[Data extracted from a collection]
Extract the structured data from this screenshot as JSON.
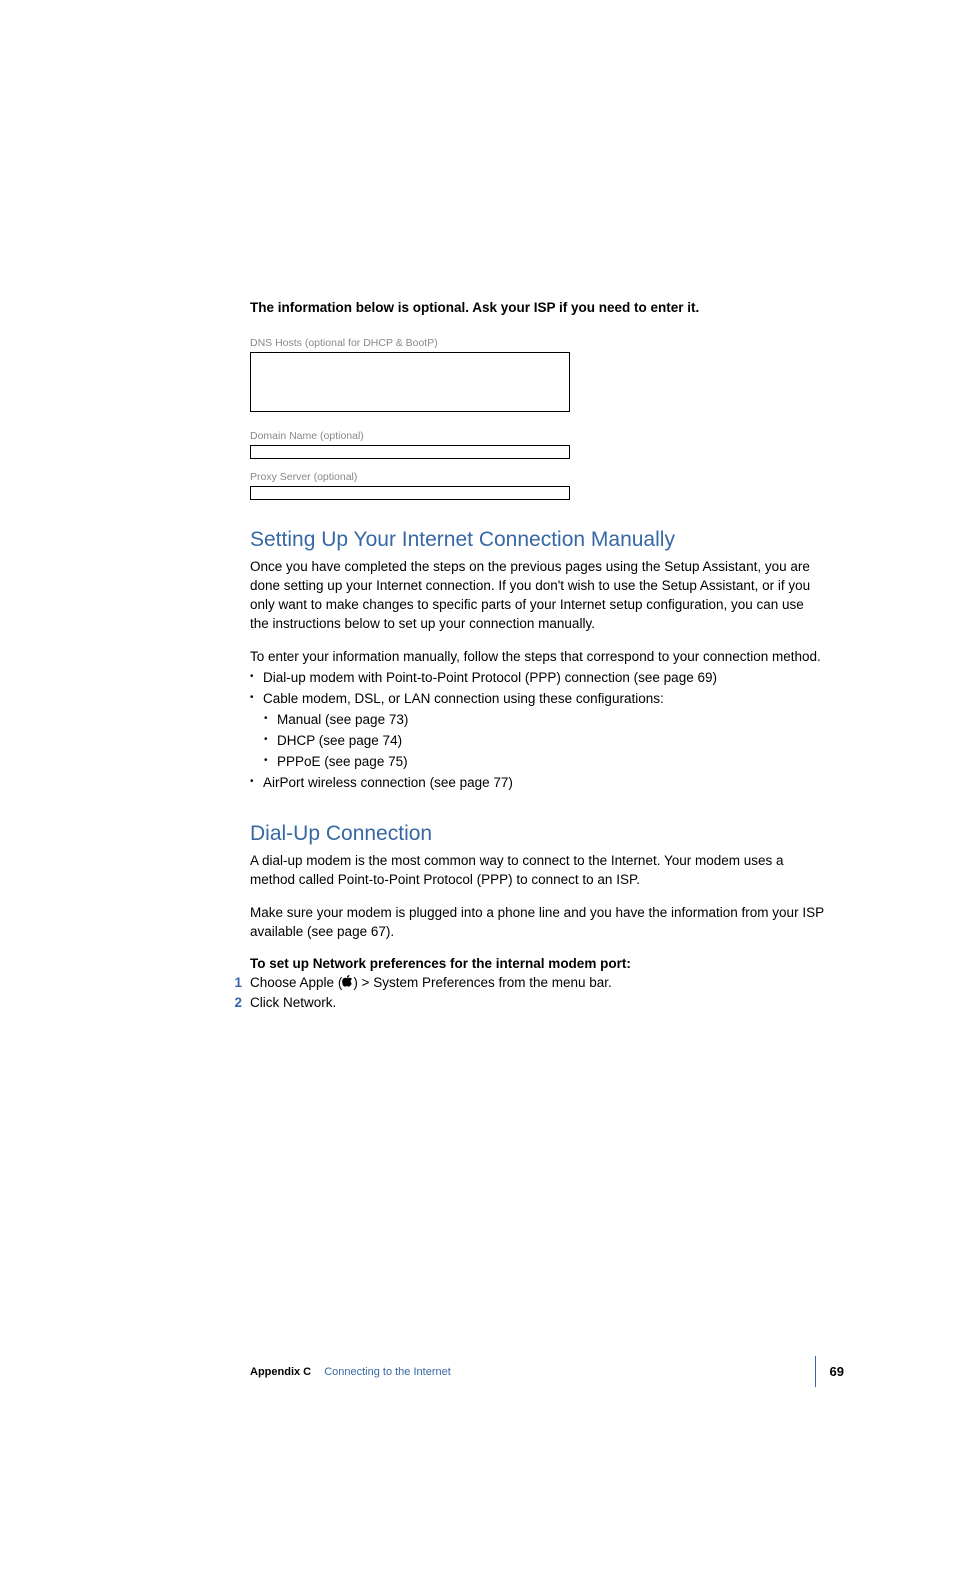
{
  "optionalInfo": "The information below is optional. Ask your ISP if you need to enter it.",
  "formLabels": {
    "dnsHosts": "DNS Hosts (optional for DHCP & BootP)",
    "domainName": "Domain Name (optional)",
    "proxyServer": "Proxy Server (optional)"
  },
  "section1": {
    "heading": "Setting Up Your Internet Connection Manually",
    "para1": "Once you have completed the steps on the previous pages using the Setup Assistant, you are done setting up your Internet connection. If you don't wish to use the Setup Assistant, or if you only want to make changes to specific parts of your Internet setup configuration, you can use the instructions below to set up your connection manually.",
    "para2": "To enter your information manually, follow the steps that correspond to your connection method.",
    "bullets": [
      "Dial-up modem with Point-to-Point Protocol (PPP) connection (see page 69)",
      "Cable modem, DSL, or LAN connection using these configurations:"
    ],
    "nestedBullets": [
      "Manual (see page 73)",
      "DHCP (see page 74)",
      "PPPoE (see page 75)"
    ],
    "bulletsAfter": [
      "AirPort wireless connection (see page 77)"
    ]
  },
  "section2": {
    "heading": "Dial-Up Connection",
    "para1": "A dial-up modem is the most common way to connect to the Internet. Your modem uses a method called Point-to-Point Protocol (PPP) to connect to an ISP.",
    "para2": "Make sure your modem is plugged into a phone line and you have the information from your ISP available (see page 67).",
    "subheading": "To set up Network preferences for the internal modem port:",
    "step1Num": "1",
    "step1Pre": "Choose Apple (",
    "step1Post": ") > System Preferences from the menu bar.",
    "step2Num": "2",
    "step2": "Click Network."
  },
  "footer": {
    "appendixLabel": "Appendix C",
    "appendixTitle": "Connecting to the Internet",
    "pageNum": "69"
  }
}
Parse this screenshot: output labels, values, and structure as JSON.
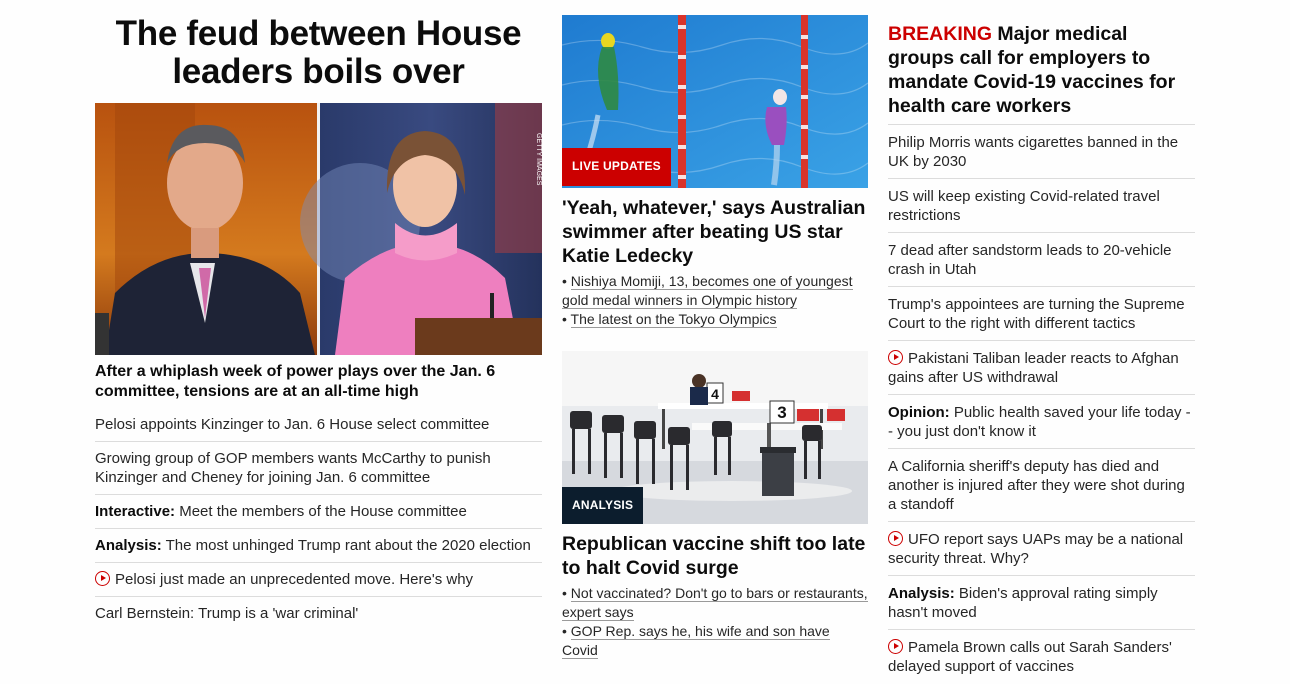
{
  "col1": {
    "headline": "The feud between House leaders boils over",
    "image_credit": "GETTY IMAGES",
    "subheadline": "After a whiplash week of power plays over the Jan. 6 committee, tensions are at an all-time high",
    "items": [
      {
        "prefix": "",
        "text": "Pelosi appoints Kinzinger to Jan. 6 House select committee",
        "video": false
      },
      {
        "prefix": "",
        "text": "Growing group of GOP members wants McCarthy to punish Kinzinger and Cheney for joining Jan. 6 committee",
        "video": false
      },
      {
        "prefix": "Interactive:",
        "text": " Meet the members of the House committee",
        "video": false
      },
      {
        "prefix": "Analysis:",
        "text": " The most unhinged Trump rant about the 2020 election",
        "video": false
      },
      {
        "prefix": "",
        "text": "Pelosi just made an unprecedented move. Here's why",
        "video": true
      },
      {
        "prefix": "",
        "text": "Carl Bernstein: Trump is a 'war criminal'",
        "video": false
      }
    ]
  },
  "col2": {
    "card1": {
      "badge": "LIVE UPDATES",
      "title": "'Yeah, whatever,' says Australian swimmer after beating US star Katie Ledecky",
      "links": [
        "Nishiya Momiji, 13, becomes one of youngest gold medal winners in Olympic history",
        "The latest on the Tokyo Olympics"
      ]
    },
    "card2": {
      "badge": "ANALYSIS",
      "title": "Republican vaccine shift too late to halt Covid surge",
      "links": [
        "Not vaccinated? Don't go to bars or restaurants, expert says",
        "GOP Rep. says he, his wife and son have Covid"
      ],
      "booth_numbers": [
        "4",
        "3"
      ]
    }
  },
  "col3": {
    "breaking_label": "BREAKING",
    "breaking_text": " Major medical groups call for employers to mandate Covid-19 vaccines for health care workers",
    "items": [
      {
        "prefix": "",
        "text": "Philip Morris wants cigarettes banned in the UK by 2030",
        "video": false
      },
      {
        "prefix": "",
        "text": "US will keep existing Covid-related travel restrictions",
        "video": false
      },
      {
        "prefix": "",
        "text": "7 dead after sandstorm leads to 20-vehicle crash in Utah",
        "video": false
      },
      {
        "prefix": "",
        "text": "Trump's appointees are turning the Supreme Court to the right with different tactics",
        "video": false
      },
      {
        "prefix": "",
        "text": "Pakistani Taliban leader reacts to Afghan gains after US withdrawal",
        "video": true
      },
      {
        "prefix": "Opinion:",
        "text": " Public health saved your life today -- you just don't know it",
        "video": false
      },
      {
        "prefix": "",
        "text": "A California sheriff's deputy has died and another is injured after they were shot during a standoff",
        "video": false
      },
      {
        "prefix": "",
        "text": "UFO report says UAPs may be a national security threat. Why?",
        "video": true
      },
      {
        "prefix": "Analysis:",
        "text": " Biden's approval rating simply hasn't moved",
        "video": false
      },
      {
        "prefix": "",
        "text": "Pamela Brown calls out Sarah Sanders' delayed support of vaccines",
        "video": true
      }
    ]
  },
  "colors": {
    "accent_red": "#cc0000",
    "badge_dark": "#0c1d2d",
    "text": "#262626"
  }
}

=== PROBLEM DESCRIPTION ===
Copy each line in the data that holds the word "just".

=== TASK RESULT ===
        "text": "Pelosi just made an unprecedented move. Here's why",
        "text": " Public health saved your life today -- you just don't know it",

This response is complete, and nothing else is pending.